- Prompt -
Scan the data below and report how many lines include the word "Climático". Nothing else is wanted.

- Data provided -
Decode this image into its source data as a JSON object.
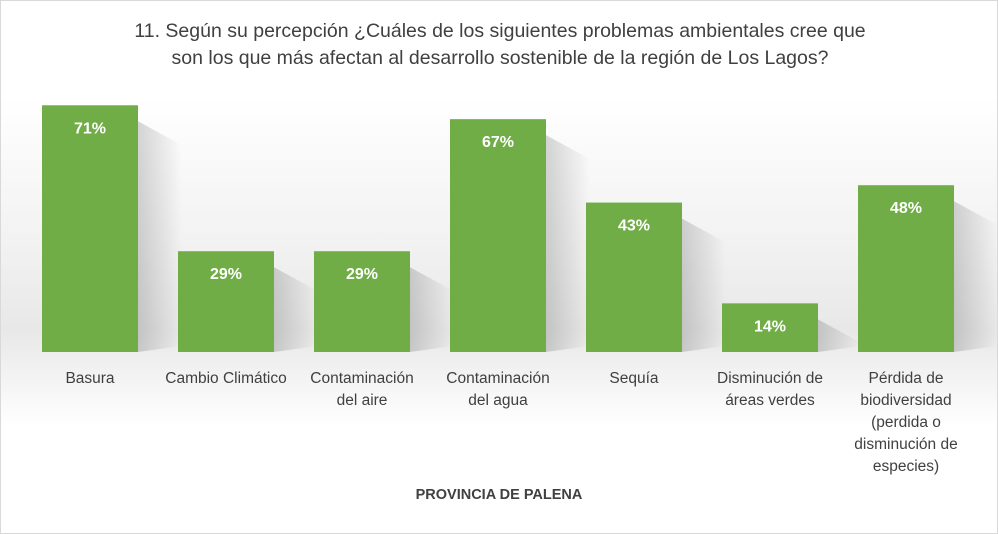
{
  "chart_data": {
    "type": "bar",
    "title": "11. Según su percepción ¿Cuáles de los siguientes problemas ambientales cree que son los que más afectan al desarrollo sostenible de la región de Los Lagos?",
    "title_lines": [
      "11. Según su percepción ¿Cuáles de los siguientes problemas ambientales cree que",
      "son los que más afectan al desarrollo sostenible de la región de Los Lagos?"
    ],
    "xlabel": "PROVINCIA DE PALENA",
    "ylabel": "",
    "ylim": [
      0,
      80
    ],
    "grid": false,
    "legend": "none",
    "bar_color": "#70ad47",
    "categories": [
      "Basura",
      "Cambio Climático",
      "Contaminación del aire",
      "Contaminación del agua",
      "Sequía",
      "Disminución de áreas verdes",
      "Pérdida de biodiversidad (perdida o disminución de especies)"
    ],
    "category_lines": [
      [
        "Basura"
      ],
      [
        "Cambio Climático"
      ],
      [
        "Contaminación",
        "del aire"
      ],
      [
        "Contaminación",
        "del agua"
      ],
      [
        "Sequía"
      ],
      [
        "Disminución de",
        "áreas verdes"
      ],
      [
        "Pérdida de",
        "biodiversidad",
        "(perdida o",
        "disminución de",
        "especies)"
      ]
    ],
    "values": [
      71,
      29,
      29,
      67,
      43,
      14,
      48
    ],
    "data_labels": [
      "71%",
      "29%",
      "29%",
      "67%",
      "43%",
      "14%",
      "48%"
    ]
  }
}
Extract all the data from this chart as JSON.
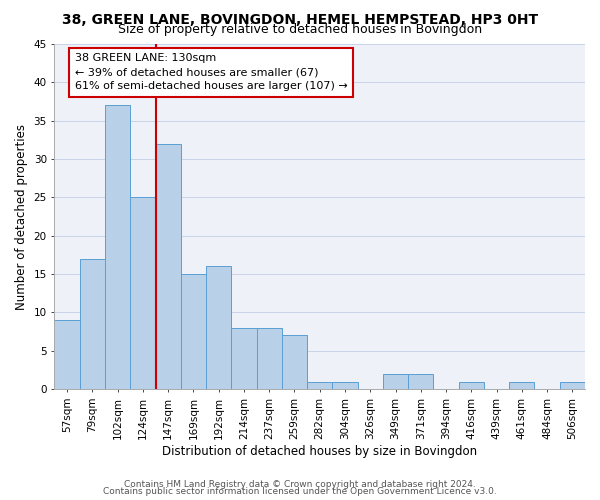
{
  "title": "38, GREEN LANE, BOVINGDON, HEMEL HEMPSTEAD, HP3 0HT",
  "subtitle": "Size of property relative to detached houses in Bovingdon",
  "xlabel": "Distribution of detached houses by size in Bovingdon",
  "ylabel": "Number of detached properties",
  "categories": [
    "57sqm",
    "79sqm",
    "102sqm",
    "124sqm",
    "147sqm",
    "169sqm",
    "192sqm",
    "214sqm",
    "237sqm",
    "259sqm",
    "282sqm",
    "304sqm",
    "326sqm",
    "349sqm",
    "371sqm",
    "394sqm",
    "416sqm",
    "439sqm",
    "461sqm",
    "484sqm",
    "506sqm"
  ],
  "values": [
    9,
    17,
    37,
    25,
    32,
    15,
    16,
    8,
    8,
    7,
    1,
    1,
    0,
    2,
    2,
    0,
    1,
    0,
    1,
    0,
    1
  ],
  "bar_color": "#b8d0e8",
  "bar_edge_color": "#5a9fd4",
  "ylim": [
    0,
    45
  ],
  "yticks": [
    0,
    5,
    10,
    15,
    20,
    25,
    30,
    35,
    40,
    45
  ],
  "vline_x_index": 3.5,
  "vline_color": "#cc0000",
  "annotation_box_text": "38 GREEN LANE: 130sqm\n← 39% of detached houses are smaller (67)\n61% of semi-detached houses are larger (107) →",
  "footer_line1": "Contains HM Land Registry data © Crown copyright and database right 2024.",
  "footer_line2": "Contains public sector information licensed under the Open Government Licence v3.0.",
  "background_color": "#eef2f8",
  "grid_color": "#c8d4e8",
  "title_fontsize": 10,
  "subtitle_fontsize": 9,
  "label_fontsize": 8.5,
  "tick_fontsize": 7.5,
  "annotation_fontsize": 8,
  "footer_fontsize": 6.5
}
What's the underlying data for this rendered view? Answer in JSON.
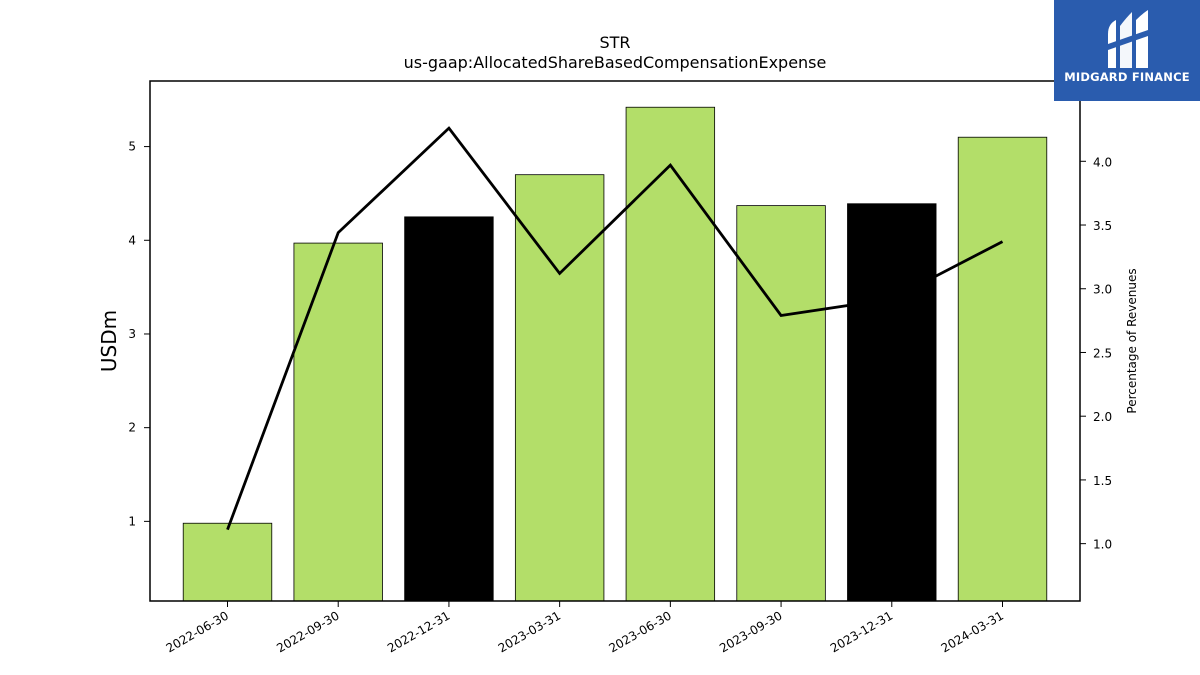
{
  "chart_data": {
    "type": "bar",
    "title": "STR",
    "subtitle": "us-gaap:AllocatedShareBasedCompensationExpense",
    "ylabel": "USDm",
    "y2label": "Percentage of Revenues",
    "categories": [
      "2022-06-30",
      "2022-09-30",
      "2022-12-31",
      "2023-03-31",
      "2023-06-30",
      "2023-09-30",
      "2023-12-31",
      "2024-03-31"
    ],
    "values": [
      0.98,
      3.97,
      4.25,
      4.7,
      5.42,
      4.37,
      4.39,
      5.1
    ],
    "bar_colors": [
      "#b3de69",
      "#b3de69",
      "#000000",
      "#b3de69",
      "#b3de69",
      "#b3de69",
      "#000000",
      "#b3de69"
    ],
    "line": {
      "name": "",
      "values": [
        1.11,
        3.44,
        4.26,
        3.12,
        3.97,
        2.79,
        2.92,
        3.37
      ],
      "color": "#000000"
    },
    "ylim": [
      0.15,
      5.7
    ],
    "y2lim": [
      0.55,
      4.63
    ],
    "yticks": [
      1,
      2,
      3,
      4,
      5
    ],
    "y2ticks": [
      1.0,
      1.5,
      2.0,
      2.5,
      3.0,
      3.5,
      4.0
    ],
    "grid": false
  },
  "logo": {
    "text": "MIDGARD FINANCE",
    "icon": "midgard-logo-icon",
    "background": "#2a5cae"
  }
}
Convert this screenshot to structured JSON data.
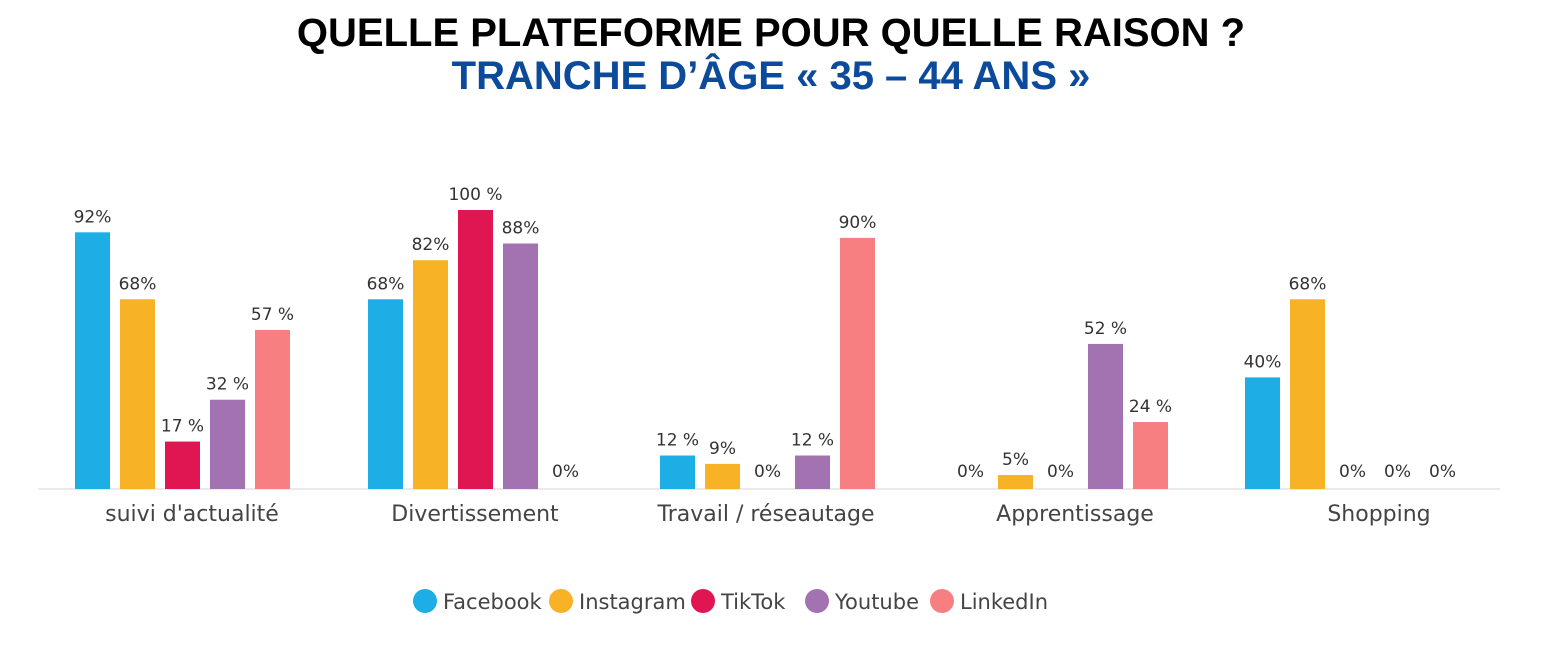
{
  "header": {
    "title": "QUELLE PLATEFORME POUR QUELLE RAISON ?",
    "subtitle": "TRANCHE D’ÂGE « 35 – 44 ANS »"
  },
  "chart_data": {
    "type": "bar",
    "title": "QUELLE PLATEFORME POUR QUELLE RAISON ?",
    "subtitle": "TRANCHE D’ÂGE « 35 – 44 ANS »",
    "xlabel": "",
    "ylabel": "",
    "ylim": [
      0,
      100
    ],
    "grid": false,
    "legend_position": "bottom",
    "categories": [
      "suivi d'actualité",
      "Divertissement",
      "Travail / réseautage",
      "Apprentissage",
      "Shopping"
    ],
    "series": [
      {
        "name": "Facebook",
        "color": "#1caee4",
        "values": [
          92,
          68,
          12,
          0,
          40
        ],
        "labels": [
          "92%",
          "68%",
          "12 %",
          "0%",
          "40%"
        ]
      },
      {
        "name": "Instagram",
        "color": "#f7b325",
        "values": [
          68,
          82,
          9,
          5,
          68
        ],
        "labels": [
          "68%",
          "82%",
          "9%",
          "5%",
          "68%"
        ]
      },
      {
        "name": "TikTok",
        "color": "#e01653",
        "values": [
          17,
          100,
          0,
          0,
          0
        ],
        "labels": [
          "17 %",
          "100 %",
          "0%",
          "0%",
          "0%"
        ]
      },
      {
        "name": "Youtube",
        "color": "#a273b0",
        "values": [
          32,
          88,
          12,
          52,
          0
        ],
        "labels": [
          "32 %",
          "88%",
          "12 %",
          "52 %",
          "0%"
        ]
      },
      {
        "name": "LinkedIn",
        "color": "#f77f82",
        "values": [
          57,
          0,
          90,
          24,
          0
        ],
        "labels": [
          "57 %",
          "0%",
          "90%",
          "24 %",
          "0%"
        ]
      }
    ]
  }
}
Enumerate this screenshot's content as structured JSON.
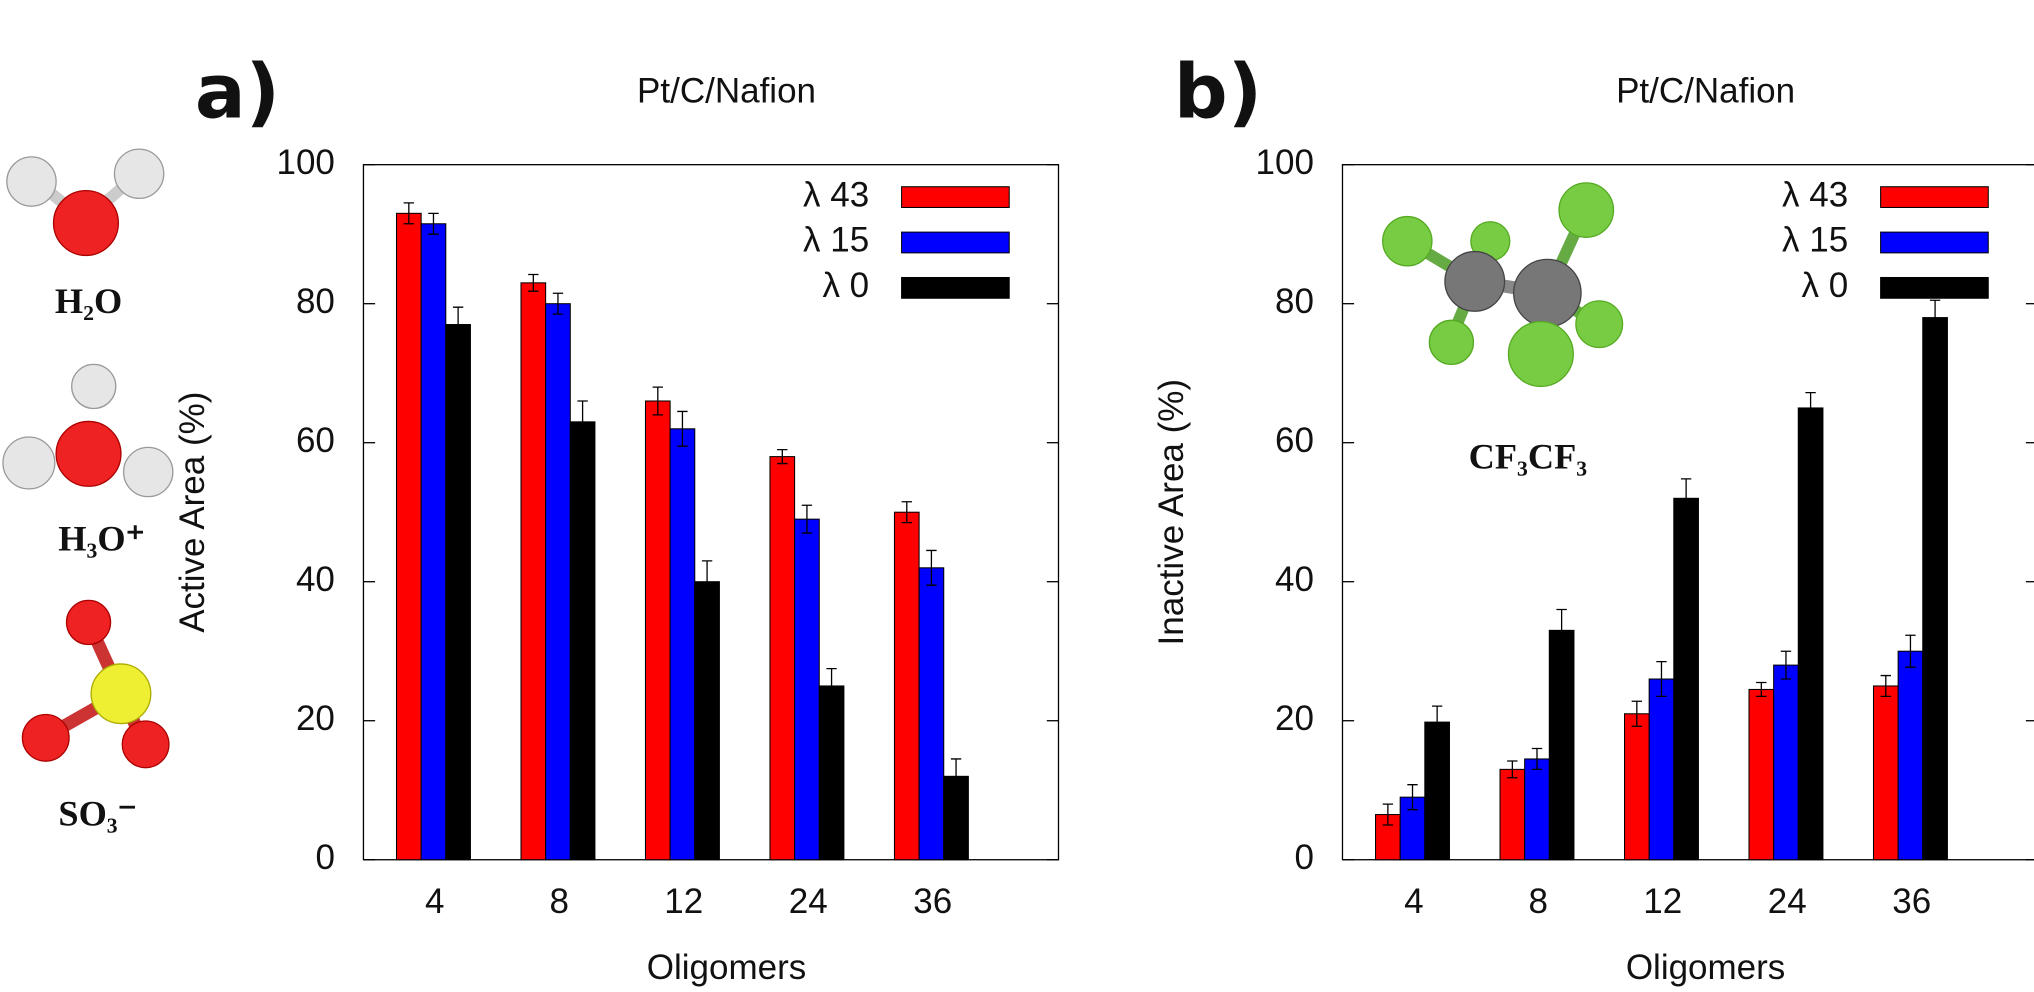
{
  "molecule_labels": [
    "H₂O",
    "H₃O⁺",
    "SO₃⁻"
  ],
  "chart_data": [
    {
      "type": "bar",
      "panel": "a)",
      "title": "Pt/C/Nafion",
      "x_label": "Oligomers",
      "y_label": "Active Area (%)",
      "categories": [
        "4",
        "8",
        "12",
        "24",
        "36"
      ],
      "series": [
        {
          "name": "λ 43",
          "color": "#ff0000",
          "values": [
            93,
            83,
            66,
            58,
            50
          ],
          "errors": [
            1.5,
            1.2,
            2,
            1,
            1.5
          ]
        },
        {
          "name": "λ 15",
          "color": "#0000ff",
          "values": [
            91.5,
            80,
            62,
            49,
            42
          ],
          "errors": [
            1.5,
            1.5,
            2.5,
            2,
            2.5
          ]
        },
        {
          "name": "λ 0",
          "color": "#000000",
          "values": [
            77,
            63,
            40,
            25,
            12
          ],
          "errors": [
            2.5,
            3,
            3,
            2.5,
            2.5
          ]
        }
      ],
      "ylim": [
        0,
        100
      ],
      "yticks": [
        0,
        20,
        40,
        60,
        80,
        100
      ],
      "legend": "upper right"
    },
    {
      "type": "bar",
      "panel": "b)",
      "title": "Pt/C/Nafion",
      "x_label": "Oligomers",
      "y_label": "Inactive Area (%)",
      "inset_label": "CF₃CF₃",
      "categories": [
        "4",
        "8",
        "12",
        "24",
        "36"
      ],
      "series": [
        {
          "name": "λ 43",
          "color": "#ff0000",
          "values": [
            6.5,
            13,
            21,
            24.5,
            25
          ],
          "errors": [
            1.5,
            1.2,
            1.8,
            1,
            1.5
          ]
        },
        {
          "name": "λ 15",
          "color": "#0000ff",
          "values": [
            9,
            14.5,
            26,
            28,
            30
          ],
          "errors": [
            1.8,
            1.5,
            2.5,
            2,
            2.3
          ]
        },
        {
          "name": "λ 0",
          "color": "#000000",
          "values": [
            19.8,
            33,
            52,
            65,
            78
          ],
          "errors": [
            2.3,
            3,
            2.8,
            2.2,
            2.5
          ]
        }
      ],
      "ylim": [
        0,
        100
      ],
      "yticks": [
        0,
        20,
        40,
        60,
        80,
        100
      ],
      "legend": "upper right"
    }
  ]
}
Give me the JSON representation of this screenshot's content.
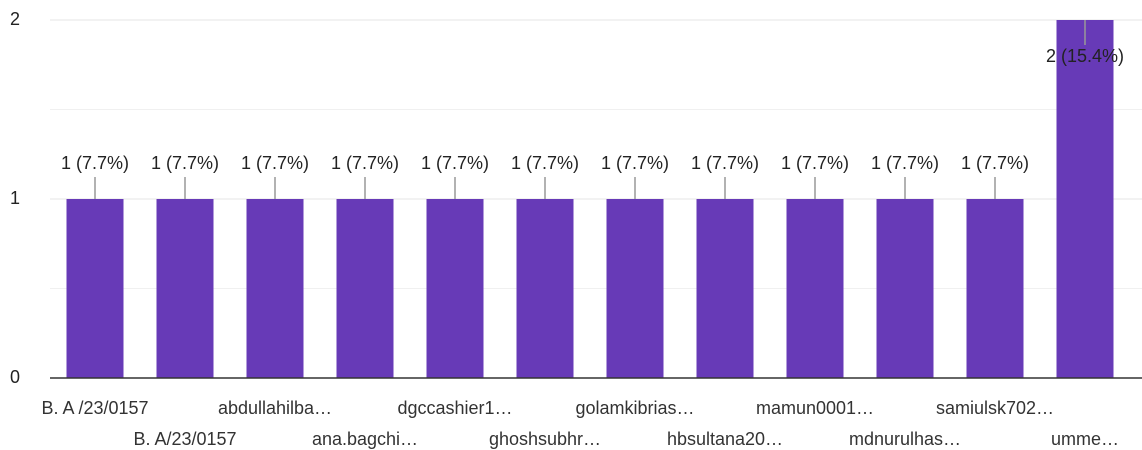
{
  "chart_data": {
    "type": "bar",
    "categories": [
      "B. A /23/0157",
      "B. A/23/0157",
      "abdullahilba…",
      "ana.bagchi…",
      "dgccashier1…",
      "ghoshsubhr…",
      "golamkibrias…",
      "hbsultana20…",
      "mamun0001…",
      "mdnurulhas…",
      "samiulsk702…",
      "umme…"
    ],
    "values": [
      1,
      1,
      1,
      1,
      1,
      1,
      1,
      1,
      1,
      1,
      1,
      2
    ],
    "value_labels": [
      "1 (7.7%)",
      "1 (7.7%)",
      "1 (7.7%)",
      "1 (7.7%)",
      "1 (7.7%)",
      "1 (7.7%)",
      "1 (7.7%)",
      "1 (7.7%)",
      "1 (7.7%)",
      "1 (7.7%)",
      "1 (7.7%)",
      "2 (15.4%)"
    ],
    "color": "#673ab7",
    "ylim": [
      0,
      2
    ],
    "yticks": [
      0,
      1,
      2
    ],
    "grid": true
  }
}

- Task answer -
2